● **EXERCISE AIM**
Restate every entry word for word.

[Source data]
╭──

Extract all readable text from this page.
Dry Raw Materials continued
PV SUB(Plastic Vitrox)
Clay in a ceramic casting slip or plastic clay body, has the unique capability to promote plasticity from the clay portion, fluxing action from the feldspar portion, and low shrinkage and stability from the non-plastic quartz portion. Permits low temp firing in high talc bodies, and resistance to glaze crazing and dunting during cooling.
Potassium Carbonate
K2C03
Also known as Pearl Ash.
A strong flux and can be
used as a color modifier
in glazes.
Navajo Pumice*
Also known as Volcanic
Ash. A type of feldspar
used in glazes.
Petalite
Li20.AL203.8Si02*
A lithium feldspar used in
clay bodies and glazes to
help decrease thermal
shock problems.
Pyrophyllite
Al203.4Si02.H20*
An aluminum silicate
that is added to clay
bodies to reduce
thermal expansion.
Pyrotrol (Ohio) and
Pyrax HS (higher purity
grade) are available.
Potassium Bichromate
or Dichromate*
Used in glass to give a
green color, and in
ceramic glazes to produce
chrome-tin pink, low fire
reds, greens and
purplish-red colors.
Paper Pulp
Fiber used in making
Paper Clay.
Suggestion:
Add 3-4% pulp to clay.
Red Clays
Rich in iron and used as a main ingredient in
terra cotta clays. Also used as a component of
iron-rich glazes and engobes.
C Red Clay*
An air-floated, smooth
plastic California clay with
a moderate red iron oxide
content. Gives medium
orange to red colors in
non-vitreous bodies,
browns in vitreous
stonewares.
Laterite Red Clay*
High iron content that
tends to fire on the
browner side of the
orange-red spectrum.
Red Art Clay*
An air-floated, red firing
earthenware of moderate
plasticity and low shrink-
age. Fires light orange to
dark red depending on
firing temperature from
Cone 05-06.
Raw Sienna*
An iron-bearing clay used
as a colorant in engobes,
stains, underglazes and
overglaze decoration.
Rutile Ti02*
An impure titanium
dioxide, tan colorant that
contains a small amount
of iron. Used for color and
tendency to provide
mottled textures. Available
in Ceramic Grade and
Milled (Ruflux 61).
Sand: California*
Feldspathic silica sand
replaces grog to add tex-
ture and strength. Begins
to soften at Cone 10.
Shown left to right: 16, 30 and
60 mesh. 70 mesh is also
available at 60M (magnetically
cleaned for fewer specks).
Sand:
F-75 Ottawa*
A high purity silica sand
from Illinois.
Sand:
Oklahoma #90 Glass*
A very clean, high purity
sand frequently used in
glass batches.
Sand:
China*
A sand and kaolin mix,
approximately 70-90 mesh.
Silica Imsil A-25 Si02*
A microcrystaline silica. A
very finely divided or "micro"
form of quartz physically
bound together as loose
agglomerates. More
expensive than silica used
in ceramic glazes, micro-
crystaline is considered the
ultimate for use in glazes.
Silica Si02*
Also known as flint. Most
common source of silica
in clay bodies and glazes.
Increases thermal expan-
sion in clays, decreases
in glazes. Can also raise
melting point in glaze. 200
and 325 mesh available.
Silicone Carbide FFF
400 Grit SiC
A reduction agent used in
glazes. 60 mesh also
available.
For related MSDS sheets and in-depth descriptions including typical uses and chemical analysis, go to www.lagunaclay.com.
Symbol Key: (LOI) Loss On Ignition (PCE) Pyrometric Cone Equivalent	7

╰──

● **THE COMPLETED TASK**
Extract all readable text from this page.
Dry Raw Materials continued
PV SUB(Plastic Vitrox)
Clay in a ceramic casting slip or plastic clay body, has the unique capability to promote plasticity from the clay portion, fluxing action from the feldspar portion, and low shrinkage and stability from the non-plastic quartz portion. Permits low temp firing in high talc bodies, and resistance to glaze crazing and dunting during cooling.
Potassium Carbonate
K2C03
Also known as Pearl Ash.
A strong flux and can be
used as a color modifier
in glazes.
Navajo Pumice*
Also known as Volcanic
Ash. A type of feldspar
used in glazes.
Petalite
Li20.AL203.8Si02*
A lithium feldspar used in
clay bodies and glazes to
help decrease thermal
shock problems.
Pyrophyllite
Al203.4Si02.H20*
An aluminum silicate
that is added to clay
bodies to reduce
thermal expansion.
Pyrotrol (Ohio) and
Pyrax HS (higher purity
grade) are available.
Potassium Bichromate
or Dichromate*
Used in glass to give a
green color, and in
ceramic glazes to produce
chrome-tin pink, low fire
reds, greens and
purplish-red colors.
Paper Pulp
Fiber used in making
Paper Clay.
Suggestion:
Add 3-4% pulp to clay.
Red Clays
Rich in iron and used as a main ingredient in
terra cotta clays. Also used as a component of
iron-rich glazes and engobes.
C Red Clay*
An air-floated, smooth
plastic California clay with
a moderate red iron oxide
content. Gives medium
orange to red colors in
non-vitreous bodies,
browns in vitreous
stonewares.
Laterite Red Clay*
High iron content that
tends to fire on the
browner side of the
orange-red spectrum.
Red Art Clay*
An air-floated, red firing
earthenware of moderate
plasticity and low shrink-
age. Fires light orange to
dark red depending on
firing temperature from
Cone 05-06.
Raw Sienna*
An iron-bearing clay used
as a colorant in engobes,
stains, underglazes and
overglaze decoration.
Rutile Ti02*
An impure titanium
dioxide, tan colorant that
contains a small amount
of iron. Used for color and
tendency to provide
mottled textures. Available
in Ceramic Grade and
Milled (Ruflux 61).
Sand: California*
Feldspathic silica sand
replaces grog to add tex-
ture and strength. Begins
to soften at Cone 10.
Shown left to right: 16, 30 and
60 mesh. 70 mesh is also
available at 60M (magnetically
cleaned for fewer specks).
Sand:
F-75 Ottawa*
A high purity silica sand
from Illinois.
Sand:
Oklahoma #90 Glass*
A very clean, high purity
sand frequently used in
glass batches.
Sand:
China*
A sand and kaolin mix,
approximately 70-90 mesh.
Silica Imsil A-25 Si02*
A microcrystaline silica. A
very finely divided or "micro"
form of quartz physically
bound together as loose
agglomerates. More
expensive than silica used
in ceramic glazes, micro-
crystaline is considered the
ultimate for use in glazes.
Silica Si02*
Also known as flint. Most
common source of silica
in clay bodies and glazes.
Increases thermal expan-
sion in clays, decreases
in glazes. Can also raise
melting point in glaze. 200
and 325 mesh available.
Silicone Carbide FFF
400 Grit SiC
A reduction agent used in
glazes. 60 mesh also
available.
For related MSDS sheets and in-depth descriptions including typical uses and chemical analysis, go to www.lagunaclay.com.
Symbol Key: (LOI) Loss On Ignition (PCE) Pyrometric Cone Equivalent	7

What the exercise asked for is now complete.